Transcribe the records below exactly as they appear, omitting any pictures.

## Data tied to figure images
"""

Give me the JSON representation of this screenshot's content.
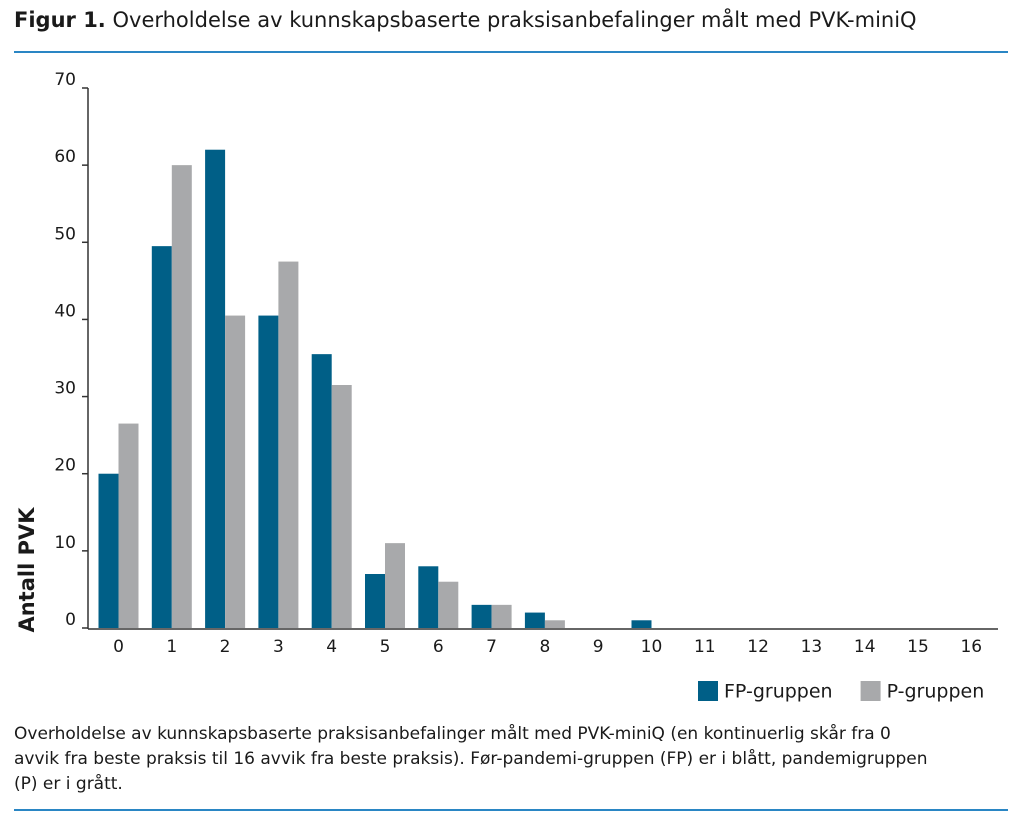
{
  "chart_data": {
    "type": "bar",
    "figure_label": "Figur 1.",
    "title": "Overholdelse av kunnskapsbaserte praksisanbefalinger målt med PVK-miniQ",
    "y_label": "Antall PVK",
    "categories": [
      "0",
      "1",
      "2",
      "3",
      "4",
      "5",
      "6",
      "7",
      "8",
      "9",
      "10",
      "11",
      "12",
      "13",
      "14",
      "15",
      "16"
    ],
    "series": [
      {
        "name": "FP-gruppen",
        "color": "#005f87",
        "values": [
          20,
          49.5,
          62,
          40.5,
          35.5,
          7,
          8,
          3,
          2,
          0,
          1,
          0,
          0,
          0,
          0,
          0,
          0
        ]
      },
      {
        "name": "P-gruppen",
        "color": "#a8a9ab",
        "values": [
          26.5,
          60,
          40.5,
          47.5,
          31.5,
          11,
          6,
          3,
          1,
          0,
          0,
          0,
          0,
          0,
          0,
          0,
          0
        ]
      }
    ],
    "ylim": [
      0,
      70
    ],
    "yticks": [
      0,
      10,
      20,
      30,
      40,
      50,
      60,
      70
    ],
    "legend_position": "bottom-right",
    "caption": "Overholdelse av kunnskapsbaserte praksisanbefalinger målt med PVK-miniQ (en kontinuerlig skår fra 0 avvik fra beste praksis til 16 avvik fra beste praksis). Før-pandemi-gruppen (FP) er i blått, pandemigruppen (P) er i grått."
  }
}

"""

## Full output
Give me the JSON representation of this screenshot's content.
{
  "chart_data": {
    "type": "bar",
    "figure_label": "Figur 1.",
    "title": "Overholdelse av kunnskapsbaserte praksisanbefalinger målt med PVK-miniQ",
    "y_label": "Antall PVK",
    "categories": [
      "0",
      "1",
      "2",
      "3",
      "4",
      "5",
      "6",
      "7",
      "8",
      "9",
      "10",
      "11",
      "12",
      "13",
      "14",
      "15",
      "16"
    ],
    "series": [
      {
        "name": "FP-gruppen",
        "color": "#005f87",
        "values": [
          20,
          49.5,
          62,
          40.5,
          35.5,
          7,
          8,
          3,
          2,
          0,
          1,
          0,
          0,
          0,
          0,
          0,
          0
        ]
      },
      {
        "name": "P-gruppen",
        "color": "#a8a9ab",
        "values": [
          26.5,
          60,
          40.5,
          47.5,
          31.5,
          11,
          6,
          3,
          1,
          0,
          0,
          0,
          0,
          0,
          0,
          0,
          0
        ]
      }
    ],
    "ylim": [
      0,
      70
    ],
    "yticks": [
      0,
      10,
      20,
      30,
      40,
      50,
      60,
      70
    ],
    "legend_position": "bottom-right",
    "caption": "Overholdelse av kunnskapsbaserte praksisanbefalinger målt med PVK-miniQ (en kontinuerlig skår fra 0 avvik fra beste praksis til 16 avvik fra beste praksis). Før-pandemi-gruppen (FP) er i blått, pandemigruppen (P) er i grått."
  }
}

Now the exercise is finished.